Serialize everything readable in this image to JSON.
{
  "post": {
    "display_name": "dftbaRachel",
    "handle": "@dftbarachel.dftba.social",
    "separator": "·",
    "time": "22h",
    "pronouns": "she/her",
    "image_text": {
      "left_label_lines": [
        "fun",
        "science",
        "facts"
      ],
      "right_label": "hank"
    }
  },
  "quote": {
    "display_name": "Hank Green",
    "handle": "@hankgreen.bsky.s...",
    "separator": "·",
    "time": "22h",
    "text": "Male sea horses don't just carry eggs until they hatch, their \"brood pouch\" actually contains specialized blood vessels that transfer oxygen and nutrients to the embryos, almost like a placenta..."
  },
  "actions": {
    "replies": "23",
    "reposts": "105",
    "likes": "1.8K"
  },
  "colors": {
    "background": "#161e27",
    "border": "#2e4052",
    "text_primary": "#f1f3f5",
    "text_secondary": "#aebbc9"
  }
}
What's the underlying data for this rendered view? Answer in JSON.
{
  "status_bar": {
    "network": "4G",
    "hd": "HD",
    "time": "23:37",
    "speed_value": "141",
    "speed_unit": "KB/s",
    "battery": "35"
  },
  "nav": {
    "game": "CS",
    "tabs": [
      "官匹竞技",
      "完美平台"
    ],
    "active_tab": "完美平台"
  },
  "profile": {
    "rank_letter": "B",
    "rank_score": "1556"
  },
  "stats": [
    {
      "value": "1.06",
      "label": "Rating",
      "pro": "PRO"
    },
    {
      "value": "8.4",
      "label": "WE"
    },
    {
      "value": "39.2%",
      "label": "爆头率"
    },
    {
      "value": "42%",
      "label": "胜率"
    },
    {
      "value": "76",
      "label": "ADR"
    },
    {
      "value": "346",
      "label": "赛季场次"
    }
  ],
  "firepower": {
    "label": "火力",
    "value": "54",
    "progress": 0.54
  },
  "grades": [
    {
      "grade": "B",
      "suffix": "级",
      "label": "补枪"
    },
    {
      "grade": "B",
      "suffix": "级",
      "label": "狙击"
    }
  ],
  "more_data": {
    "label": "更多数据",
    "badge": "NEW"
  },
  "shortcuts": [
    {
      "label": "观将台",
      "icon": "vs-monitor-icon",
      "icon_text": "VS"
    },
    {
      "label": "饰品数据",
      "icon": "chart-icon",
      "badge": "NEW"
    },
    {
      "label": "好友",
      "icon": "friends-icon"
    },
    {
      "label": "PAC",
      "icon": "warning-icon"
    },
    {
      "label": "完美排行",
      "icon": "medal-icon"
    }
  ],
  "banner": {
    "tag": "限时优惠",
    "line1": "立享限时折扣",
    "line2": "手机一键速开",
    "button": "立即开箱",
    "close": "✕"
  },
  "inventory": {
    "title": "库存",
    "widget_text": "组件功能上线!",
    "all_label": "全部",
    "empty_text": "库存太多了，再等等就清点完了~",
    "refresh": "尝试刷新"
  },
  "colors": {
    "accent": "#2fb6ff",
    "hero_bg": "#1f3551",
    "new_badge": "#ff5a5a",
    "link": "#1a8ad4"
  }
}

* _Aim of the task_: Which lines above hold the word "JSON"? Copy each of them.

* _Correct answer_:
Serialize everything readable in this image to JSON.
What's the underlying data for this rendered view? Answer in JSON.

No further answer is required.